> _EXERCISE INSTRUCTIONS_:
From the entries below, extract every line that includes the word "results".

> _TASK DATA_:

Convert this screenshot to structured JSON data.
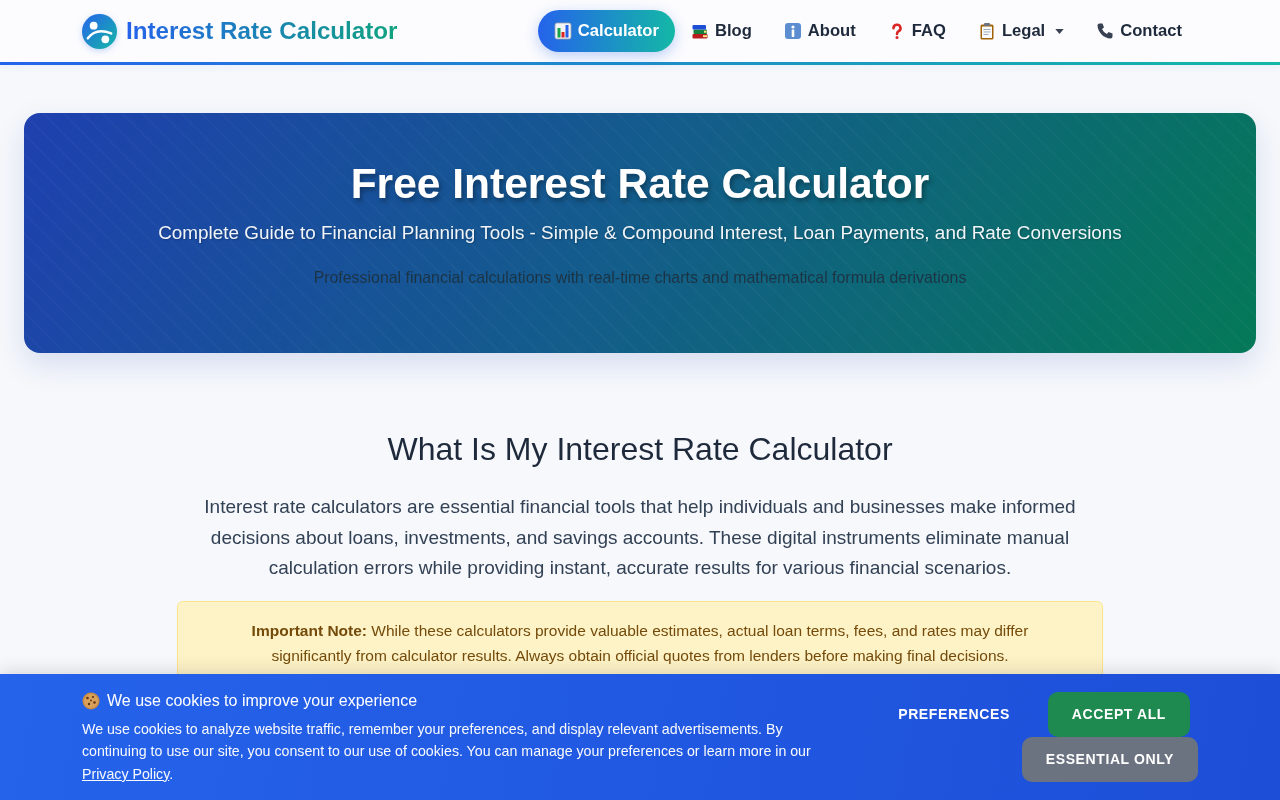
{
  "brand": {
    "name": "Interest Rate Calculator"
  },
  "nav": {
    "items": [
      {
        "label": "Calculator",
        "selected": true,
        "dropdown": false
      },
      {
        "label": "Blog",
        "selected": false,
        "dropdown": false
      },
      {
        "label": "About",
        "selected": false,
        "dropdown": false
      },
      {
        "label": "FAQ",
        "selected": false,
        "dropdown": false
      },
      {
        "label": "Legal",
        "selected": false,
        "dropdown": true
      },
      {
        "label": "Contact",
        "selected": false,
        "dropdown": false
      }
    ]
  },
  "hero": {
    "title": "Free Interest Rate Calculator",
    "subtitle": "Complete Guide to Financial Planning Tools - Simple & Compound Interest, Loan Payments, and Rate Conversions",
    "tagline": "Professional financial calculations with real-time charts and mathematical formula derivations"
  },
  "intro": {
    "heading": "What Is My Interest Rate Calculator",
    "paragraph": "Interest rate calculators are essential financial tools that help individuals and businesses make informed decisions about loans, investments, and savings accounts. These digital instruments eliminate manual calculation errors while providing instant, accurate results for various financial scenarios.",
    "note": "**Important Note:** While these calculators provide valuable estimates, actual loan terms, fees, and rates may differ significantly from calculator results. Always obtain official quotes from lenders before making final decisions."
  },
  "cookie_banner": {
    "title": "We use cookies to improve your experience",
    "text": "We use cookies to analyze website traffic, remember your preferences, and display relevant advertisements. By continuing to use our site, you consent to our use of cookies. You can manage your preferences or learn more in our",
    "link": "Privacy Policy",
    "text_after": ".",
    "buttons": [
      {
        "label": "PREFERENCES",
        "kind": "plain"
      },
      {
        "label": "ACCEPT ALL",
        "kind": "primary"
      },
      {
        "label": "ESSENTIAL ONLY",
        "kind": "secondary"
      }
    ]
  }
}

> _EXPECTED ANSWER_:
    "paragraph": "Interest rate calculators are essential financial tools that help individuals and businesses make informed decisions about loans, investments, and savings accounts. These digital instruments eliminate manual calculation errors while providing instant, accurate results for various financial scenarios.",
    "note": "**Important Note:** While these calculators provide valuable estimates, actual loan terms, fees, and rates may differ significantly from calculator results. Always obtain official quotes from lenders before making final decisions."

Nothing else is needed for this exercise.